● **GOAL OF THE EXERCISE**
Please mark each statement yes or no depending on whether it agrees with the snow-day essay that follows, and quote the words from the essay that decide it. 1. The husband had to leave for New York a day early. 2. Schools in metro DC stayed open on Wednesday. 3. The husband has been home for several snow days in the past 12 years.

● **DOCUMENT SEGMENT**
A key component of happy parenthood – impossible to explain to parents-to-be – is how important surrender can be. Surrender to your kids. Surrender to chaos. Surrender to your husband’s paycheck. Surrender to life on life’s terms, not yours. (I hate this part of motherhood.)
Two weeks ago Tuesday, as the snow predictions rolled across the tv screen, my husband called from the train station to say he had to leave – a day early -- for a critical business meeting in New York City.
Our babysitter announced she was afraid to drive in snow -- she probably wouldn’t make it to our house.
The gym where our son’s basketball team practices closed; coach’s computer was down and someone had to get in touch with all the parents.
My kids wore their pajamas backwards – the latest superstition to bring on enough snow to close school.
And naturally, Mom (in this case, moi) glued all these broken pieces back together.
Sure enough, schools throughout metro DC were closed Wednesday due to a nasty mixture of snow, freezing rain, and ice-glazed streets and sidewalks. My three kids, our dog, and another family went sledding in a nearby park. I texted my husband in New York: “Sledding in Montrose Park!” Later I texted him: “Watching Almost Famous with the kids and drinking hot chocolate!”
I felt badly for him -- he would have cherished an unexpected snow day with the kids. Yet he’s never been home for a single snow day in 12 years. And, after a dozen years of rolling through unexpected snowstorms, unplanned career compromises, and unforeseen childcare changes, I’ve adapted to the daze of motherhood: I had a complete and utter blast.

Part of a data file:
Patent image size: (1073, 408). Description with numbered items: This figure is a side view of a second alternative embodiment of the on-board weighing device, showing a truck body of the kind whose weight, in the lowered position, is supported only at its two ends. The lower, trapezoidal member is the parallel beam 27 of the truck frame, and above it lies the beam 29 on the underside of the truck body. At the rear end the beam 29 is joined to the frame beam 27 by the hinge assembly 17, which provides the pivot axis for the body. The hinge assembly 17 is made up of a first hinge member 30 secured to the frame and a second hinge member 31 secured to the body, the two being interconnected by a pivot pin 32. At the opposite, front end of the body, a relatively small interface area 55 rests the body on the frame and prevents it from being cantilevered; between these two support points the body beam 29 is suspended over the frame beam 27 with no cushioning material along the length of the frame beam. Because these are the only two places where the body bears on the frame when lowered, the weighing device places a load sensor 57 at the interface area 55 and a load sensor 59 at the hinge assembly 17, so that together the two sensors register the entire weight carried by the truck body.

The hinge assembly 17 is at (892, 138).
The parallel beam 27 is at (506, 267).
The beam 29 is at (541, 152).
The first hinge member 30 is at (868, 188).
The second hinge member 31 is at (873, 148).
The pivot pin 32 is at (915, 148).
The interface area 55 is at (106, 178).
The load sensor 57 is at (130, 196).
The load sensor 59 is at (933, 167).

● **CORRECT RESULT**
1. Yes: "he had to leave – a day early"
2. No: "schools throughout metro DC were closed Wednesday"
3. No: "he’s never been home for a single snow day in 12 years"